[Stored entries]
+ + + +
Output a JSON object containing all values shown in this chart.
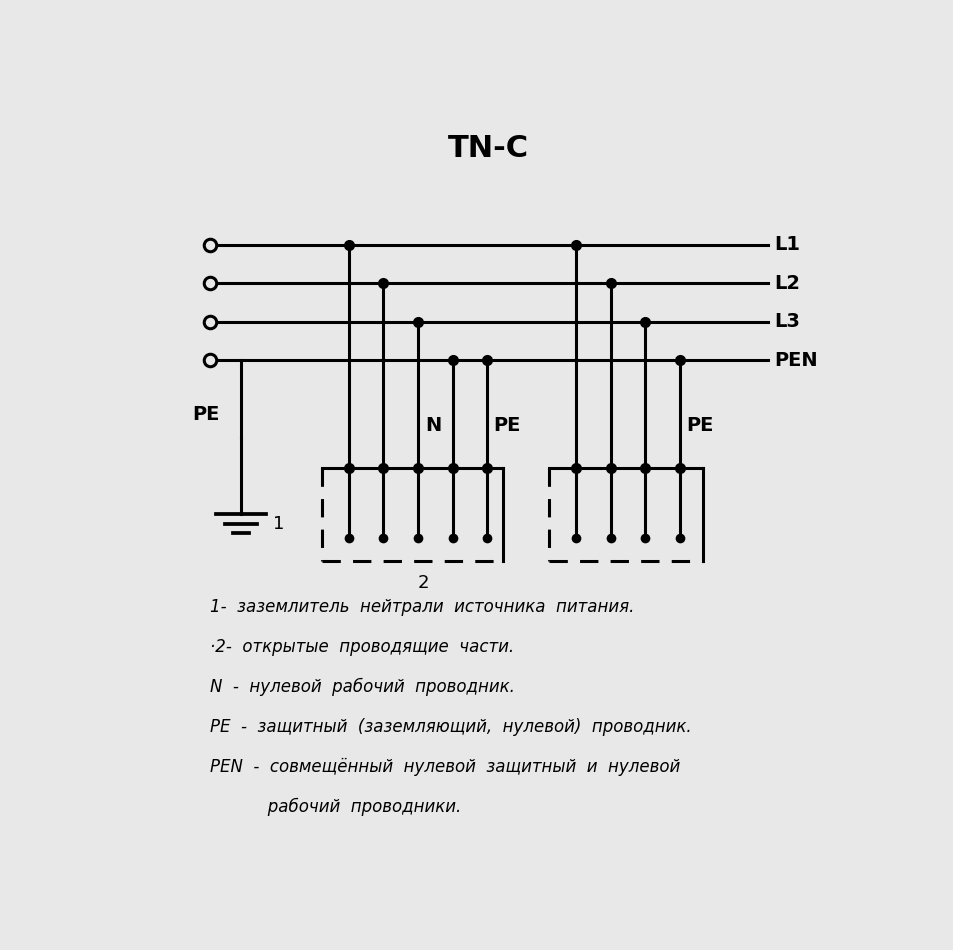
{
  "title": "TN-C",
  "background_color": "#e8e8e8",
  "line_color": "#000000",
  "line_width": 2.2,
  "dot_size": 8,
  "legend_lines": [
    "1-  заземлитель  нейтрали  источника  питания.",
    "·2-  открытые  проводящие  части.",
    "N  -  нулевой  рабочий  проводник.",
    "PE  -  защитный  (заземляющий,  нулевой)  проводник.",
    "PEN  -  совмещённый  нулевой  защитный  и  нулевой",
    "           рабочий  проводники."
  ],
  "bus_labels": [
    "L1",
    "L2",
    "L3",
    "PEN"
  ],
  "label1": "1",
  "box1_label": "2"
}
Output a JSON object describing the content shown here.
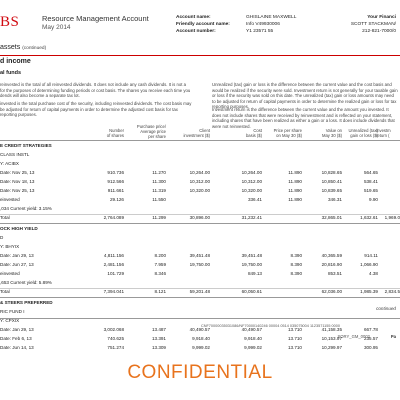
{
  "header": {
    "logo": "BS",
    "title": "Resource Management Account",
    "date": "May 2014"
  },
  "account": {
    "name_label": "Account name:",
    "name_value": "GHISLAINE MAXWELL",
    "friendly_label": "Friendly account name:",
    "friendly_value": "Info V49930006",
    "number_label": "Account number:",
    "number_value": "Y1  23571 55"
  },
  "advisor": {
    "title": "Your Financi",
    "name": "SCOTT STACKMAN/",
    "phone": "212-821-7000/0"
  },
  "sections": {
    "assets": "assets",
    "assets_cont": "(continued)",
    "fixed_income": "d income",
    "mutual_funds": "al funds"
  },
  "notes": {
    "left_1": "reinvested is the total of all reinvested dividends. It does not include any cash dividends. It is not a for the purposes of determining funding periods or cost basis. The shares you receive each time you dends will also become a separate tax lot.",
    "left_2": "invested is the total purchase cost of the security, including reinvested dividends. The cost basis may be adjusted for return of capital payments in order to determine the adjusted cost basis for tax reporting purposes.",
    "right_1": "Unrealized (tax) gain or loss is the difference between the current value and the cost basis and would be realized if the security were sold. Investment return is not generally for your taxable gain or loss if the security was sold on this date. The unrealized (tax) gain or loss amounts may need to be adjusted for return of capital payments in order to determine the realized gain or loss for tax reporting purposes.",
    "right_2": "Investment return is the difference between the current value and the amount you invested. It does not include shares that were received by reinvestment and is reflected on your statement, including shares that have been realized as either a gain or a loss. It does include dividends that were not reinvested."
  },
  "table": {
    "headers": {
      "shares": "Number\nof shares",
      "price": "Purchase price/\nAverage price\nper share",
      "client_inv": "Client\ninvestment ($)",
      "cost_basis": "Cost\nbasis ($)",
      "price_may": "Price per share\non May 30 ($)",
      "value": "Value on\nMay 30 ($)",
      "unrealized": "Unrealized (tax)\ngain or loss ($)",
      "inv_return": "Investm\nreturn ("
    },
    "groups": [
      {
        "heading": "E CREDIT STRATEGIES",
        "sub": "CLASS INSTL",
        "symbol": "Y: ACIBX",
        "rows": [
          {
            "label": "Date: Nov 25, 13",
            "shares": "910.736",
            "price": "11.270",
            "client": "10,264.00",
            "cost": "10,264.00",
            "pps": "11.890",
            "value": "10,828.65",
            "gl": "564.65",
            "ret": ""
          },
          {
            "label": "Date: Nov 18, 13",
            "shares": "912.566",
            "price": "11.300",
            "client": "10,312.00",
            "cost": "10,312.00",
            "pps": "11.890",
            "value": "10,850.41",
            "gl": "538.41",
            "ret": ""
          },
          {
            "label": "Date: Nov 25, 13",
            "shares": "911.661",
            "price": "11.319",
            "client": "10,320.00",
            "cost": "10,320.00",
            "pps": "11.890",
            "value": "10,839.65",
            "gl": "519.65",
            "ret": ""
          },
          {
            "label": "einvested",
            "shares": "29.126",
            "price": "11.550",
            "client": "",
            "cost": "336.41",
            "pps": "11.890",
            "value": "346.31",
            "gl": "9.90",
            "ret": ""
          }
        ],
        "yield_note": ",034  Current yield: 3.15%",
        "total": {
          "label": "Total",
          "shares": "2,764.089",
          "price": "11.299",
          "client": "30,896.00",
          "cost": "31,232.41",
          "pps": "",
          "value": "32,865.01",
          "gl": "1,632.61",
          "ret": "1,969.0"
        }
      },
      {
        "heading": "OCK HIGH YIELD",
        "sub": "D",
        "symbol": "Y: BHYIX",
        "rows": [
          {
            "label": "Date: Jan 29, 13",
            "shares": "4,811.156",
            "price": "8.200",
            "client": "39,451.48",
            "cost": "39,451.48",
            "pps": "8.390",
            "value": "40,365.59",
            "gl": "914.11",
            "ret": ""
          },
          {
            "label": "Date: Jun 27, 13",
            "shares": "2,481.156",
            "price": "7.959",
            "client": "19,750.00",
            "cost": "19,750.00",
            "pps": "8.390",
            "value": "20,816.90",
            "gl": "1,066.90",
            "ret": ""
          },
          {
            "label": "einvested",
            "shares": "101.729",
            "price": "8.346",
            "client": "",
            "cost": "849.13",
            "pps": "8.390",
            "value": "853.51",
            "gl": "4.38",
            "ret": ""
          }
        ],
        "yield_note": ",653  Current yield: 5.89%",
        "total": {
          "label": "Total",
          "shares": "7,394.041",
          "price": "8.121",
          "client": "59,201.48",
          "cost": "60,050.61",
          "pps": "",
          "value": "62,036.00",
          "gl": "1,985.39",
          "ret": "2,834.5"
        }
      },
      {
        "heading": "& STEERS PREFERRED",
        "sub": "RIC FUND I",
        "symbol": "Y: CPXIX",
        "rows": [
          {
            "label": "Date: Jan 29, 13",
            "shares": "3,002.068",
            "price": "13.487",
            "client": "40,490.57",
            "cost": "40,490.57",
            "pps": "13.710",
            "value": "41,158.35",
            "gl": "667.78",
            "ret": ""
          },
          {
            "label": "Date: Feb 6, 13",
            "shares": "740.625",
            "price": "13.391",
            "client": "9,918.40",
            "cost": "9,918.40",
            "pps": "13.710",
            "value": "10,153.97",
            "gl": "235.57",
            "ret": ""
          },
          {
            "label": "Date: Jun 14, 13",
            "shares": "751.274",
            "price": "13.309",
            "client": "9,999.02",
            "cost": "9,999.02",
            "pps": "13.710",
            "value": "10,299.97",
            "gl": "300.95",
            "ret": ""
          }
        ]
      }
    ]
  },
  "footer": {
    "continued": "continued",
    "barcode_text": "CNF70000035031086/NF70000140246 00004 0514 035075004 1123571155 0000",
    "page_code": "SORY_GM_0002",
    "page_tag": "Pa",
    "confidential": "CONFIDENTIAL"
  },
  "colors": {
    "brand_red": "#d10a11",
    "confidential_orange": "#e8731d"
  }
}
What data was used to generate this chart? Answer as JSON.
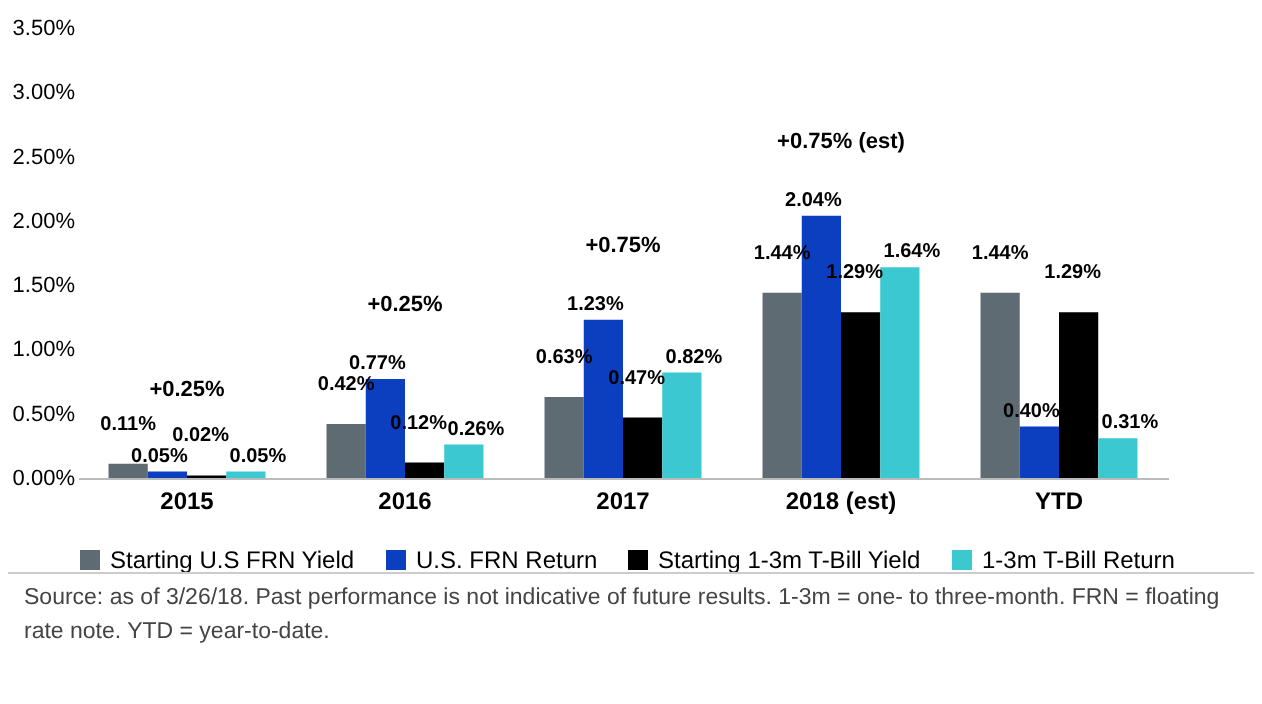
{
  "chart_data": {
    "type": "bar",
    "categories": [
      "2015",
      "2016",
      "2017",
      "2018 (est)",
      "YTD"
    ],
    "series": [
      {
        "name": "Starting U.S FRN Yield",
        "color": "#5f6b73",
        "values": [
          0.11,
          0.42,
          0.63,
          1.44,
          1.44
        ],
        "value_labels": [
          "0.11%",
          "0.42%",
          "0.63%",
          "1.44%",
          "1.44%"
        ]
      },
      {
        "name": "U.S. FRN Return",
        "color": "#0b3fbf",
        "values": [
          0.05,
          0.77,
          1.23,
          2.04,
          0.4
        ],
        "value_labels": [
          "0.05%",
          "0.77%",
          "1.23%",
          "2.04%",
          "0.40%"
        ]
      },
      {
        "name": "Starting 1-3m T-Bill Yield",
        "color": "#000000",
        "values": [
          0.02,
          0.12,
          0.47,
          1.29,
          1.29
        ],
        "value_labels": [
          "0.02%",
          "0.12%",
          "0.47%",
          "1.29%",
          "1.29%"
        ]
      },
      {
        "name": "1-3m T-Bill Return",
        "color": "#3cc8d0",
        "values": [
          0.05,
          0.26,
          0.82,
          1.64,
          0.31
        ],
        "value_labels": [
          "0.05%",
          "0.26%",
          "0.82%",
          "1.64%",
          "0.31%"
        ]
      }
    ],
    "ylim": [
      0,
      3.5
    ],
    "yticks": [
      {
        "value": 0,
        "label": "0.00%"
      },
      {
        "value": 0.5,
        "label": "0.50%"
      },
      {
        "value": 1,
        "label": "1.00%"
      },
      {
        "value": 1.5,
        "label": "1.50%"
      },
      {
        "value": 2,
        "label": "2.00%"
      },
      {
        "value": 2.5,
        "label": "2.50%"
      },
      {
        "value": 3,
        "label": "3.00%"
      },
      {
        "value": 3.5,
        "label": "3.50%"
      }
    ],
    "grid": false,
    "legend": "bottom",
    "annotations": [
      "+0.25%",
      "+0.25%",
      "+0.75%",
      "+0.75% (est)",
      "Source: as of 3/26/18. Past performance is not indicative of future results. 1-3m = one- to three-month. FRN = floating rate note. YTD = year-to-date."
    ]
  }
}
+ + + +
**What the task asks**.
Find all lines holding the string "защитный" and copy them.

**Result**.
    "PE  -  защитный  (заземляющий,  нулевой)  проводник.",
    "PEN  -  совмещённый  нулевой  защитный  и  нулевой",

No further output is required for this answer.